━━━ THE INPUT ━━━

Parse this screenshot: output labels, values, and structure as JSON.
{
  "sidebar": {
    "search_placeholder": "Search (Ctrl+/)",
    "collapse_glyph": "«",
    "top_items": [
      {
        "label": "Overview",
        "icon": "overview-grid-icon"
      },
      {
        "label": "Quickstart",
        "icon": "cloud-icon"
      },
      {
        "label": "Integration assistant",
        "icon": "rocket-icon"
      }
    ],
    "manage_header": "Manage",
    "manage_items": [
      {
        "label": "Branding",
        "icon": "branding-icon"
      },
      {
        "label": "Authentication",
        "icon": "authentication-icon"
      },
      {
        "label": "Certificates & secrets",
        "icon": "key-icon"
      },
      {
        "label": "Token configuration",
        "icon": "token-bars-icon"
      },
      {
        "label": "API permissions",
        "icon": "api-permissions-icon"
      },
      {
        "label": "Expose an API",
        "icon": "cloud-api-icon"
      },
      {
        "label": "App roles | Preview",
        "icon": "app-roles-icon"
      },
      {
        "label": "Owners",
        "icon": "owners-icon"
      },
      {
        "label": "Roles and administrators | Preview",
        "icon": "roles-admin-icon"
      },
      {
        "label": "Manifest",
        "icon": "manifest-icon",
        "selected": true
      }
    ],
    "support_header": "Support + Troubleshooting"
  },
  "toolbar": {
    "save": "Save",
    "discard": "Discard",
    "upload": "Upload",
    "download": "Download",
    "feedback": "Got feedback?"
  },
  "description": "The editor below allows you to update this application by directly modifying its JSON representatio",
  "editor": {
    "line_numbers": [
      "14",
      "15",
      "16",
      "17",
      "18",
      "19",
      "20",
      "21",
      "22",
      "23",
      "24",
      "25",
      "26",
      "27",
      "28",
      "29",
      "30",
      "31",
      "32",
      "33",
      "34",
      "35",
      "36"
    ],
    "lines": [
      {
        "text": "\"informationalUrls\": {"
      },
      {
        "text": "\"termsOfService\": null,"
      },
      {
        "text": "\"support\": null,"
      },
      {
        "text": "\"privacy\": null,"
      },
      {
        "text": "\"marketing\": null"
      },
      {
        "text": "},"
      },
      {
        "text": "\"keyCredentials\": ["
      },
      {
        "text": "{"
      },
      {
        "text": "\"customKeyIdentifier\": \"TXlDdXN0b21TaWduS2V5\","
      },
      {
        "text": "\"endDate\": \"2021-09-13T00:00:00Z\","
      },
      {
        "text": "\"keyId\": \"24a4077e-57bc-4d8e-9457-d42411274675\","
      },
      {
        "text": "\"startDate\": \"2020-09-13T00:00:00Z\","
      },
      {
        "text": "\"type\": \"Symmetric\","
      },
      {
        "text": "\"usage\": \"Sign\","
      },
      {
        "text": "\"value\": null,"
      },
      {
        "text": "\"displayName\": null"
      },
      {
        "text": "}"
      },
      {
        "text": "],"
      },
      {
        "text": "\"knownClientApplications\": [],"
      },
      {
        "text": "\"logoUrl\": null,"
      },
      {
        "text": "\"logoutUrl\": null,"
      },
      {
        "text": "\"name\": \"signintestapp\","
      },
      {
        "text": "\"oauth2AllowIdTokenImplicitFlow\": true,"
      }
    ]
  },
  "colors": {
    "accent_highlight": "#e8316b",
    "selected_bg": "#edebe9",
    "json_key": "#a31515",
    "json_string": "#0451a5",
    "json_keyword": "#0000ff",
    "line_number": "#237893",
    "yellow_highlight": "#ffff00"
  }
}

━━━

Each entry is to be returned in full, character for character.

Parse this screenshot: output labels, values, and structure as JSON.
{
  "sidebar": {
    "search_placeholder": "Search (Ctrl+/)",
    "collapse_glyph": "«",
    "top_items": [
      {
        "label": "Overview",
        "icon": "overview-grid-icon"
      },
      {
        "label": "Quickstart",
        "icon": "cloud-icon"
      },
      {
        "label": "Integration assistant",
        "icon": "rocket-icon"
      }
    ],
    "manage_header": "Manage",
    "manage_items": [
      {
        "label": "Branding",
        "icon": "branding-icon"
      },
      {
        "label": "Authentication",
        "icon": "authentication-icon"
      },
      {
        "label": "Certificates & secrets",
        "icon": "key-icon"
      },
      {
        "label": "Token configuration",
        "icon": "token-bars-icon"
      },
      {
        "label": "API permissions",
        "icon": "api-permissions-icon"
      },
      {
        "label": "Expose an API",
        "icon": "cloud-api-icon"
      },
      {
        "label": "App roles | Preview",
        "icon": "app-roles-icon"
      },
      {
        "label": "Owners",
        "icon": "owners-icon"
      },
      {
        "label": "Roles and administrators | Preview",
        "icon": "roles-admin-icon"
      },
      {
        "label": "Manifest",
        "icon": "manifest-icon",
        "selected": true
      }
    ],
    "support_header": "Support + Troubleshooting"
  },
  "toolbar": {
    "save": "Save",
    "discard": "Discard",
    "upload": "Upload",
    "download": "Download",
    "feedback": "Got feedback?"
  },
  "description": "The editor below allows you to update this application by directly modifying its JSON representatio",
  "editor": {
    "line_numbers": [
      "14",
      "15",
      "16",
      "17",
      "18",
      "19",
      "20",
      "21",
      "22",
      "23",
      "24",
      "25",
      "26",
      "27",
      "28",
      "29",
      "30",
      "31",
      "32",
      "33",
      "34",
      "35",
      "36"
    ],
    "lines": [
      {
        "text": "\"informationalUrls\": {"
      },
      {
        "text": "\"termsOfService\": null,"
      },
      {
        "text": "\"support\": null,"
      },
      {
        "text": "\"privacy\": null,"
      },
      {
        "text": "\"marketing\": null"
      },
      {
        "text": "},"
      },
      {
        "text": "\"keyCredentials\": ["
      },
      {
        "text": "{"
      },
      {
        "text": "\"customKeyIdentifier\": \"TXlDdXN0b21TaWduS2V5\","
      },
      {
        "text": "\"endDate\": \"2021-09-13T00:00:00Z\","
      },
      {
        "text": "\"keyId\": \"24a4077e-57bc-4d8e-9457-d42411274675\","
      },
      {
        "text": "\"startDate\": \"2020-09-13T00:00:00Z\","
      },
      {
        "text": "\"type\": \"Symmetric\","
      },
      {
        "text": "\"usage\": \"Sign\","
      },
      {
        "text": "\"value\": null,"
      },
      {
        "text": "\"displayName\": null"
      },
      {
        "text": "}"
      },
      {
        "text": "],"
      },
      {
        "text": "\"knownClientApplications\": [],"
      },
      {
        "text": "\"logoUrl\": null,"
      },
      {
        "text": "\"logoutUrl\": null,"
      },
      {
        "text": "\"name\": \"signintestapp\","
      },
      {
        "text": "\"oauth2AllowIdTokenImplicitFlow\": true,"
      }
    ]
  },
  "colors": {
    "accent_highlight": "#e8316b",
    "selected_bg": "#edebe9",
    "json_key": "#a31515",
    "json_string": "#0451a5",
    "json_keyword": "#0000ff",
    "line_number": "#237893",
    "yellow_highlight": "#ffff00"
  }
}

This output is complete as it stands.